:: Work to be completed ::
Exclude all pictures, then copy each of the records exactly as written.

[Dataset records]
______

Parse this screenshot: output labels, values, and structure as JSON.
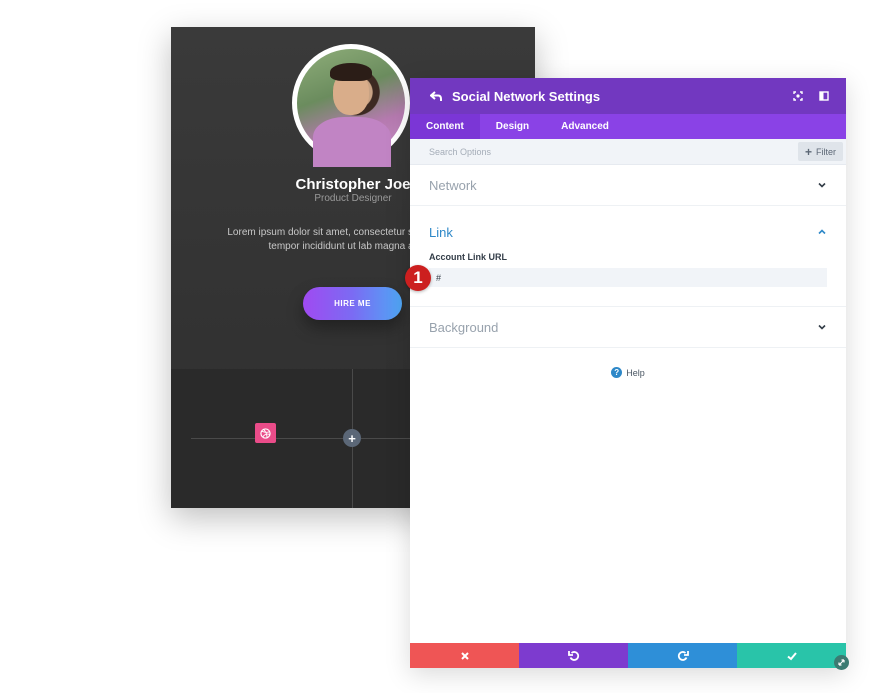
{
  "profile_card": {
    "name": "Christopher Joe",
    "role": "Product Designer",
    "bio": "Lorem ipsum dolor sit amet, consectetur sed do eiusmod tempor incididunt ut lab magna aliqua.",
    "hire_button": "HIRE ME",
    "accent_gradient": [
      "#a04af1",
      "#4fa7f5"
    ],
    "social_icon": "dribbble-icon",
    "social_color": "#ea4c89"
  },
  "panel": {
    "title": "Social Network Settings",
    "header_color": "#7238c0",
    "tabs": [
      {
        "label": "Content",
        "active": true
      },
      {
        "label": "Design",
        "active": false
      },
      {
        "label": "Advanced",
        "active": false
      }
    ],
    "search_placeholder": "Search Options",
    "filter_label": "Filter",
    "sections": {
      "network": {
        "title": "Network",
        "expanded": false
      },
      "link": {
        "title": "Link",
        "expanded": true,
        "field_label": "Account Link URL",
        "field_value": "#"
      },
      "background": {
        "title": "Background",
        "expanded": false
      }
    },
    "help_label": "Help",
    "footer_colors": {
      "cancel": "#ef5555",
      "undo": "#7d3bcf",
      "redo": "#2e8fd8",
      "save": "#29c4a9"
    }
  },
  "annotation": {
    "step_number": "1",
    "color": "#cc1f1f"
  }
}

______

:: Task solution ::
Parse this screenshot: output labels, values, and structure as JSON.
{
  "profile_card": {
    "name": "Christopher Joe",
    "role": "Product Designer",
    "bio": "Lorem ipsum dolor sit amet, consectetur sed do eiusmod tempor incididunt ut lab magna aliqua.",
    "hire_button": "HIRE ME",
    "accent_gradient": [
      "#a04af1",
      "#4fa7f5"
    ],
    "social_icon": "dribbble-icon",
    "social_color": "#ea4c89"
  },
  "panel": {
    "title": "Social Network Settings",
    "header_color": "#7238c0",
    "tabs": [
      {
        "label": "Content",
        "active": true
      },
      {
        "label": "Design",
        "active": false
      },
      {
        "label": "Advanced",
        "active": false
      }
    ],
    "search_placeholder": "Search Options",
    "filter_label": "Filter",
    "sections": {
      "network": {
        "title": "Network",
        "expanded": false
      },
      "link": {
        "title": "Link",
        "expanded": true,
        "field_label": "Account Link URL",
        "field_value": "#"
      },
      "background": {
        "title": "Background",
        "expanded": false
      }
    },
    "help_label": "Help",
    "footer_colors": {
      "cancel": "#ef5555",
      "undo": "#7d3bcf",
      "redo": "#2e8fd8",
      "save": "#29c4a9"
    }
  },
  "annotation": {
    "step_number": "1",
    "color": "#cc1f1f"
  }
}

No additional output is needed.